Data supplied:

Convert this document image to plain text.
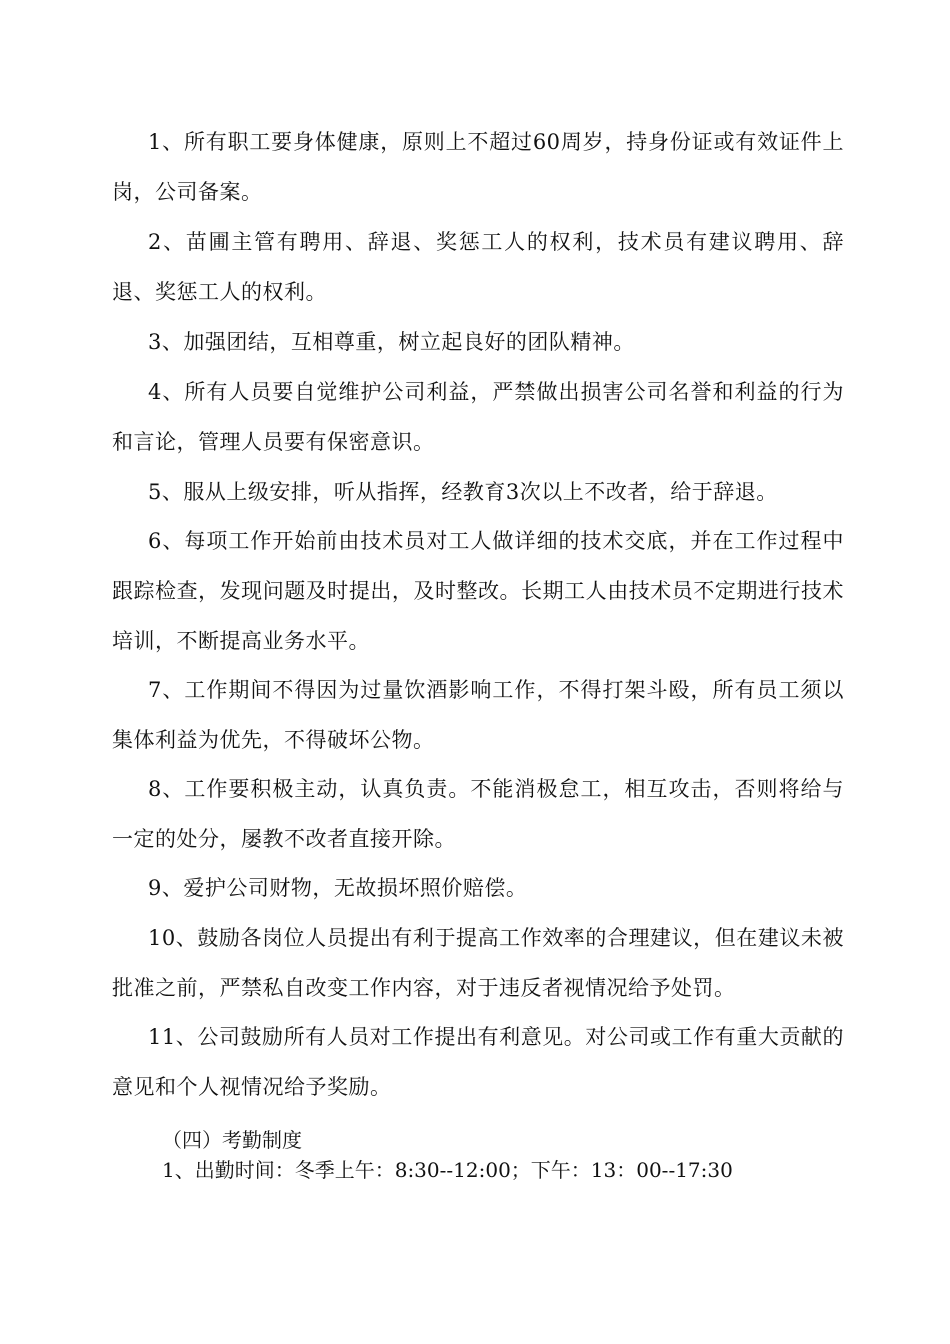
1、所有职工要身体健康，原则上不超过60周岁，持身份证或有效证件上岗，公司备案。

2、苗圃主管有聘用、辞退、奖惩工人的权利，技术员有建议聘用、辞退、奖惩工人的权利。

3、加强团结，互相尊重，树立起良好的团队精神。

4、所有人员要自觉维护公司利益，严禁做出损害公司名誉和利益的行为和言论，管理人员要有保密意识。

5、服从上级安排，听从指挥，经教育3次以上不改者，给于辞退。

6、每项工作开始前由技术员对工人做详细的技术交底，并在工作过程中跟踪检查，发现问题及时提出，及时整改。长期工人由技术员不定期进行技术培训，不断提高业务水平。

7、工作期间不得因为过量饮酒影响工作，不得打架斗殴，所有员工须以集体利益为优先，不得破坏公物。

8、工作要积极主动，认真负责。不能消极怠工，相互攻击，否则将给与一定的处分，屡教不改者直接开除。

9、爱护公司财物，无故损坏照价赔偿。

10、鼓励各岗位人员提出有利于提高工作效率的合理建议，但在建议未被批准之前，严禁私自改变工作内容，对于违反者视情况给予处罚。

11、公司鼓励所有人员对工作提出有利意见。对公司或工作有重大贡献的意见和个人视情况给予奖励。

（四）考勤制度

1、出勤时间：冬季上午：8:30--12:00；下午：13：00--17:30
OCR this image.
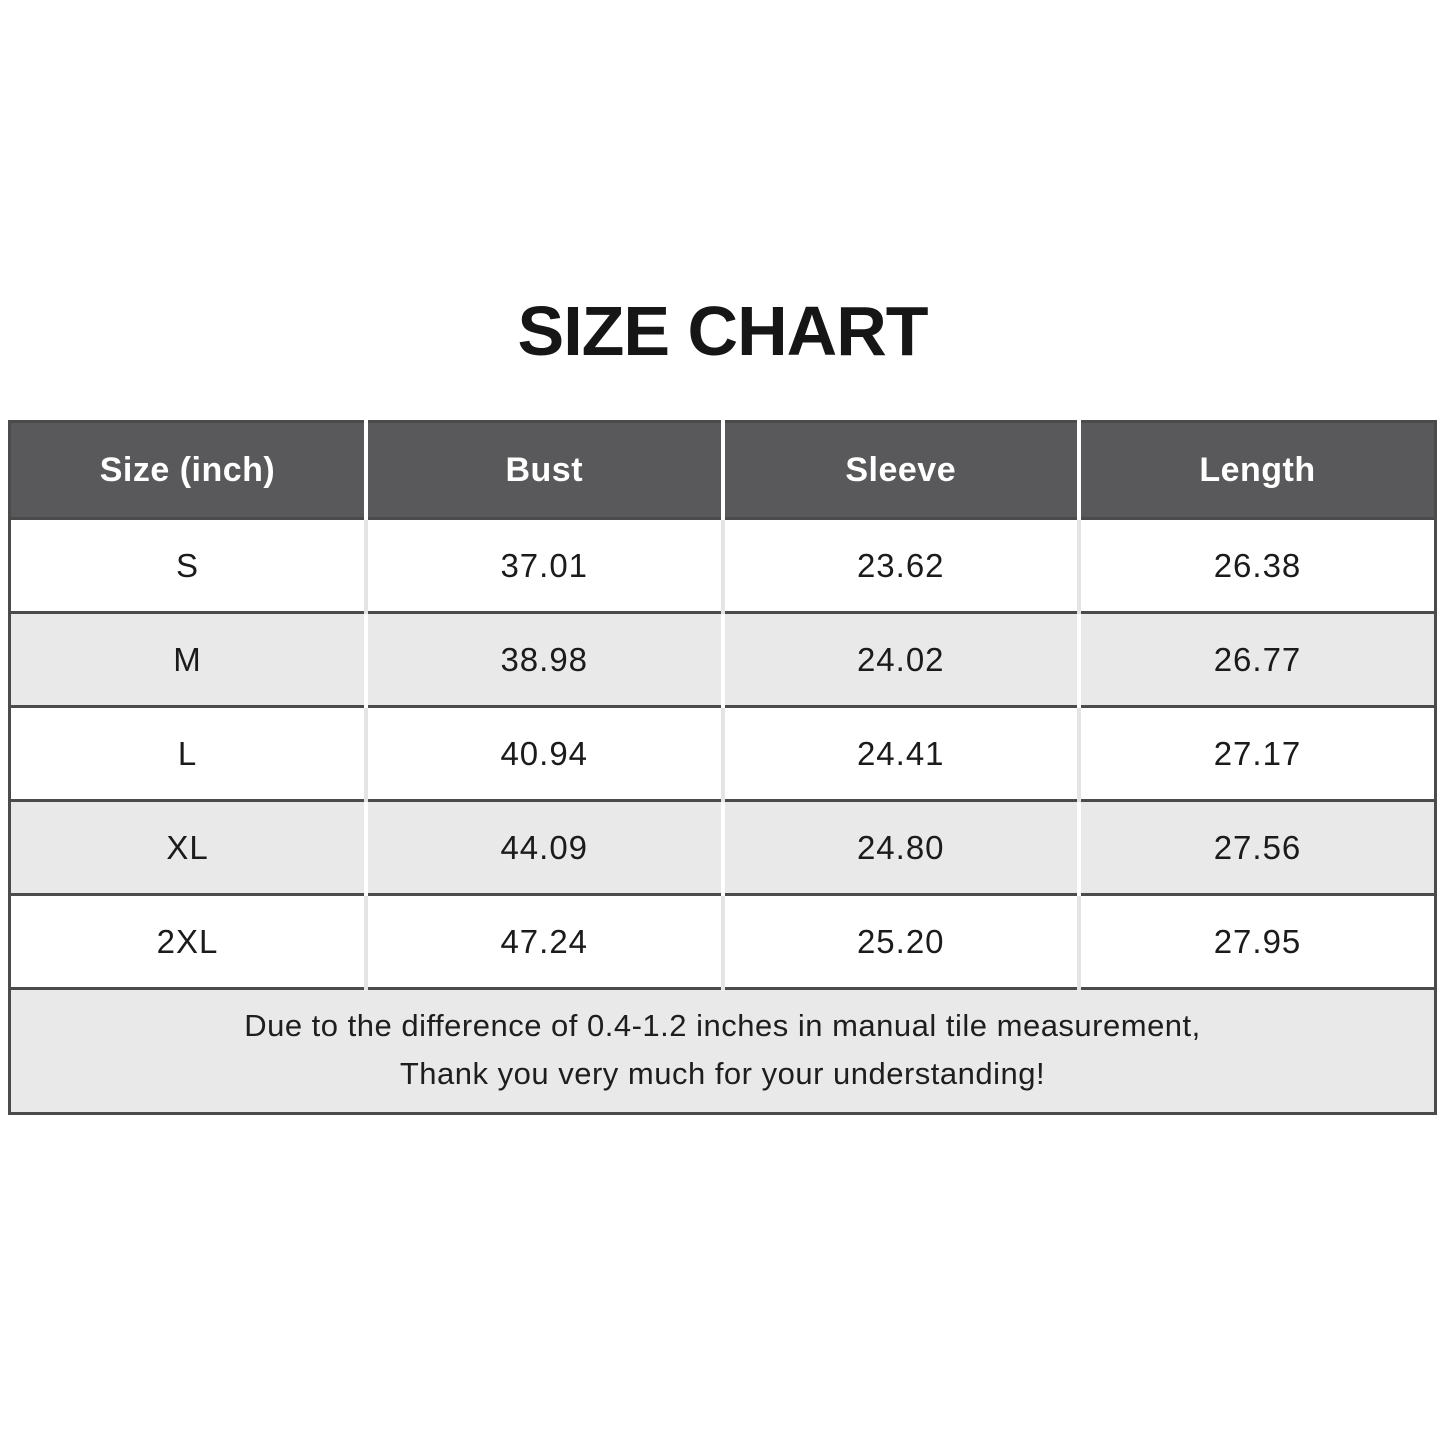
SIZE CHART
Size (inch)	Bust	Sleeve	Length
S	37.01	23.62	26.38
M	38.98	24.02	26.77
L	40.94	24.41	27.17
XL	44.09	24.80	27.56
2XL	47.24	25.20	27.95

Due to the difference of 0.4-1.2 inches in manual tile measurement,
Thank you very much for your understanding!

Short task: Only a number is wanted: how many lines contain the word "this"?

Expected answer: 2